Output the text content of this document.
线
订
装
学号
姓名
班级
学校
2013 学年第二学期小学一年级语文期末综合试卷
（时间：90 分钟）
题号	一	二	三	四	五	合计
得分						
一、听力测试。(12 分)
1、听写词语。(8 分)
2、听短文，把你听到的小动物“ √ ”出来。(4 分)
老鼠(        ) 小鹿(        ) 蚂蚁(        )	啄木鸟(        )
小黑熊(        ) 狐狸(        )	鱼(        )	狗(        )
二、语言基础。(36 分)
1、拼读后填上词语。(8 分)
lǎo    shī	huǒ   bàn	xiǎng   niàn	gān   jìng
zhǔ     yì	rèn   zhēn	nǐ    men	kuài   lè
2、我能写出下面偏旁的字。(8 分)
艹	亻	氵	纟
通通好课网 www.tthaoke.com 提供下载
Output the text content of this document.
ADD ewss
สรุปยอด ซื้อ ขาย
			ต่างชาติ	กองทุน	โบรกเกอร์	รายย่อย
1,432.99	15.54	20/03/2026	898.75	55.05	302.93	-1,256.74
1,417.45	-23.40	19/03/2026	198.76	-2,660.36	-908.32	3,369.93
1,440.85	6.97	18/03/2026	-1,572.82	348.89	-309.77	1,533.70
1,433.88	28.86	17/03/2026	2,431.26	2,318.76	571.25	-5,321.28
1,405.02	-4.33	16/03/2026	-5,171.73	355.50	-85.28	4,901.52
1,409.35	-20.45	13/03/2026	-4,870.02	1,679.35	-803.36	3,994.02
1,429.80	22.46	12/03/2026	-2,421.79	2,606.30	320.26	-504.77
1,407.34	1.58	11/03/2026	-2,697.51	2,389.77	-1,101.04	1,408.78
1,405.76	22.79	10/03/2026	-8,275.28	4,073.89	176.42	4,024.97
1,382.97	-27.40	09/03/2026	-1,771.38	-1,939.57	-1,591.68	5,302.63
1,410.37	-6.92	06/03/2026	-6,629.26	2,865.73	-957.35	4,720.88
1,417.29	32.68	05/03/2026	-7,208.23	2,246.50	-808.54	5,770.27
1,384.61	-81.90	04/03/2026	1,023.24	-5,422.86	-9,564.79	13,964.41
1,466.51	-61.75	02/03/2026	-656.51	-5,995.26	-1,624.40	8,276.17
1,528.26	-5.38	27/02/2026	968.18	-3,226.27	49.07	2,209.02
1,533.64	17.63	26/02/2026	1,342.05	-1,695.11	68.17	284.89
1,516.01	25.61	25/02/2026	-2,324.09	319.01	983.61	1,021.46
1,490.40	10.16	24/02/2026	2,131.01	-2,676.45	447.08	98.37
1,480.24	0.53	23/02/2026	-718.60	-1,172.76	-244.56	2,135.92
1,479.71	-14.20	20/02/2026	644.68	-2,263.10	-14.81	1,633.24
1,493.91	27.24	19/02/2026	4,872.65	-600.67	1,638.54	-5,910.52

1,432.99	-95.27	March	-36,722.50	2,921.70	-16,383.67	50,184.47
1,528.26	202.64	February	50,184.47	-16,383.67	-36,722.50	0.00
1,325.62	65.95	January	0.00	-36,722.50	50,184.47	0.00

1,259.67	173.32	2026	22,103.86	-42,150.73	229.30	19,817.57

__Written exercise__
Copy out each line above, character for character.

__Written reply__
Output the text content of this document.
线
订
装
学号
姓名
班级
学校
2013 学年第二学期小学一年级语文期末综合试卷
（时间：90 分钟）
题号	一	二	三	四	五	合计
得分						
一、听力测试。(12 分)
1、听写词语。(8 分)
2、听短文，把你听到的小动物“ √ ”出来。(4 分)
老鼠(        ) 小鹿(        ) 蚂蚁(        )	啄木鸟(        )
小黑熊(        ) 狐狸(        )	鱼(        )	狗(        )
二、语言基础。(36 分)
1、拼读后填上词语。(8 分)
lǎo    shī	huǒ   bàn	xiǎng   niàn	gān   jìng
zhǔ     yì	rèn   zhēn	nǐ    men	kuài   lè
2、我能写出下面偏旁的字。(8 分)
艹	亻	氵	纟
通通好课网 www.tthaoke.com 提供下载
Output the text content of this document.
ADD ewss
สรุปยอด ซื้อ ขาย
			ต่างชาติ	กองทุน	โบรกเกอร์	รายย่อย
1,432.99	15.54	20/03/2026	898.75	55.05	302.93	-1,256.74
1,417.45	-23.40	19/03/2026	198.76	-2,660.36	-908.32	3,369.93
1,440.85	6.97	18/03/2026	-1,572.82	348.89	-309.77	1,533.70
1,433.88	28.86	17/03/2026	2,431.26	2,318.76	571.25	-5,321.28
1,405.02	-4.33	16/03/2026	-5,171.73	355.50	-85.28	4,901.52
1,409.35	-20.45	13/03/2026	-4,870.02	1,679.35	-803.36	3,994.02
1,429.80	22.46	12/03/2026	-2,421.79	2,606.30	320.26	-504.77
1,407.34	1.58	11/03/2026	-2,697.51	2,389.77	-1,101.04	1,408.78
1,405.76	22.79	10/03/2026	-8,275.28	4,073.89	176.42	4,024.97
1,382.97	-27.40	09/03/2026	-1,771.38	-1,939.57	-1,591.68	5,302.63
1,410.37	-6.92	06/03/2026	-6,629.26	2,865.73	-957.35	4,720.88
1,417.29	32.68	05/03/2026	-7,208.23	2,246.50	-808.54	5,770.27
1,384.61	-81.90	04/03/2026	1,023.24	-5,422.86	-9,564.79	13,964.41
1,466.51	-61.75	02/03/2026	-656.51	-5,995.26	-1,624.40	8,276.17
1,528.26	-5.38	27/02/2026	968.18	-3,226.27	49.07	2,209.02
1,533.64	17.63	26/02/2026	1,342.05	-1,695.11	68.17	284.89
1,516.01	25.61	25/02/2026	-2,324.09	319.01	983.61	1,021.46
1,490.40	10.16	24/02/2026	2,131.01	-2,676.45	447.08	98.37
1,480.24	0.53	23/02/2026	-718.60	-1,172.76	-244.56	2,135.92
1,479.71	-14.20	20/02/2026	644.68	-2,263.10	-14.81	1,633.24
1,493.91	27.24	19/02/2026	4,872.65	-600.67	1,638.54	-5,910.52

1,432.99	-95.27	March	-36,722.50	2,921.70	-16,383.67	50,184.47
1,528.26	202.64	February	50,184.47	-16,383.67	-36,722.50	0.00
1,325.62	65.95	January	0.00	-36,722.50	50,184.47	0.00

1,259.67	173.32	2026	22,103.86	-42,150.73	229.30	19,817.57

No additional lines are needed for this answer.